▶ [Exercise]: Draw out every line with the word "countryside" from the listing below.

▶ [Items from a dataset]:

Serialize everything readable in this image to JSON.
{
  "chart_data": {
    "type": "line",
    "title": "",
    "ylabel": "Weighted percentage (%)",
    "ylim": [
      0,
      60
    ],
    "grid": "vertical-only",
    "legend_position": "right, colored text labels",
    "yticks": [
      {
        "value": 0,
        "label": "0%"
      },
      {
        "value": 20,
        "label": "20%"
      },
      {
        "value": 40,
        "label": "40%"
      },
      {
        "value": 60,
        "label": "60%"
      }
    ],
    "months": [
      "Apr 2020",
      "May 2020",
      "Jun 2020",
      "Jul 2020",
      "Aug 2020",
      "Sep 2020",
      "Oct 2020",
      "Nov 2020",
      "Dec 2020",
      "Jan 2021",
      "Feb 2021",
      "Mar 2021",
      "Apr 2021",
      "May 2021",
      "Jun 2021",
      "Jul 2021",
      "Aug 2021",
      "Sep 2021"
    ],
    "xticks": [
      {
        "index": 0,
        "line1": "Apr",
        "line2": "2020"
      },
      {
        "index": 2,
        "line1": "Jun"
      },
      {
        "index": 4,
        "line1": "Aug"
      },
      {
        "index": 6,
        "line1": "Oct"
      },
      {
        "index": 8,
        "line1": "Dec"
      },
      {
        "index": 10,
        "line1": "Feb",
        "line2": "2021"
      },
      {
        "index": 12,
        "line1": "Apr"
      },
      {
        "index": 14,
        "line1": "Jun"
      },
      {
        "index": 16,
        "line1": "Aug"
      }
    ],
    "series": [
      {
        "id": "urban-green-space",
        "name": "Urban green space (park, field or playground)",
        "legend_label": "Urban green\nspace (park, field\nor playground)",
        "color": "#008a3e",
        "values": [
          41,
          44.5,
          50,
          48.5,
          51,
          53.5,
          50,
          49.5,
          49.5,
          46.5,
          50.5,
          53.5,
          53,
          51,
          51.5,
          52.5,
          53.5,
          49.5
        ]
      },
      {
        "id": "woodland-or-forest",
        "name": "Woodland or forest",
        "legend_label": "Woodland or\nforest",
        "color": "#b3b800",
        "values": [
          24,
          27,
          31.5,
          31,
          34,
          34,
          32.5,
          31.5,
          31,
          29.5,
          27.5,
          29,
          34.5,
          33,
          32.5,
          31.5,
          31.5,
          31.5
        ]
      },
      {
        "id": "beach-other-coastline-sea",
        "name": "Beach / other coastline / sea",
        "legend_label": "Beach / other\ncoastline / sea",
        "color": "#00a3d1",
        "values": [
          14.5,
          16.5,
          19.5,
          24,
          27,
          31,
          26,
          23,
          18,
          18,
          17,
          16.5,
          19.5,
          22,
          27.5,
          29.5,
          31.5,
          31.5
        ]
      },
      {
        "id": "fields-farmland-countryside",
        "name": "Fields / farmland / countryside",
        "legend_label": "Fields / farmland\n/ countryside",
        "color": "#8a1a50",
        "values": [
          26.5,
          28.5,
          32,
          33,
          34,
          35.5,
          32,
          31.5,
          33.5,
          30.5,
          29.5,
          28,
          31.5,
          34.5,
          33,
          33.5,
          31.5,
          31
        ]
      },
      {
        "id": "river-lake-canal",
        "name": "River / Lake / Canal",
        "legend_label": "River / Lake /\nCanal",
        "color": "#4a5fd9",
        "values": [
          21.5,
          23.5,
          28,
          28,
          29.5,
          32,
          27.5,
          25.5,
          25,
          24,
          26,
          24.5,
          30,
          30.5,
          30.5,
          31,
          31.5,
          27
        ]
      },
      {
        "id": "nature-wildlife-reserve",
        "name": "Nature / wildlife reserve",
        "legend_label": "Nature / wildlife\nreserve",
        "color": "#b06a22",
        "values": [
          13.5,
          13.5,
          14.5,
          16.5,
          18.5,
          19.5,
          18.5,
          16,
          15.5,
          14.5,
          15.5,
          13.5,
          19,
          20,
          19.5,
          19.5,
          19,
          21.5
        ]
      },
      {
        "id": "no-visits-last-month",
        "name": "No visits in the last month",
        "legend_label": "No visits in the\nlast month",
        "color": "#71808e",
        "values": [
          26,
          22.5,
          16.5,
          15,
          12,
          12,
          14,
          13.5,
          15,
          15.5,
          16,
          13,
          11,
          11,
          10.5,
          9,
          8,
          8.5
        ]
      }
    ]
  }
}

▶ [Exercise solution]:
        "id": "fields-farmland-countryside",
        "name": "Fields / farmland / countryside",
        "legend_label": "Fields / farmland\n/ countryside",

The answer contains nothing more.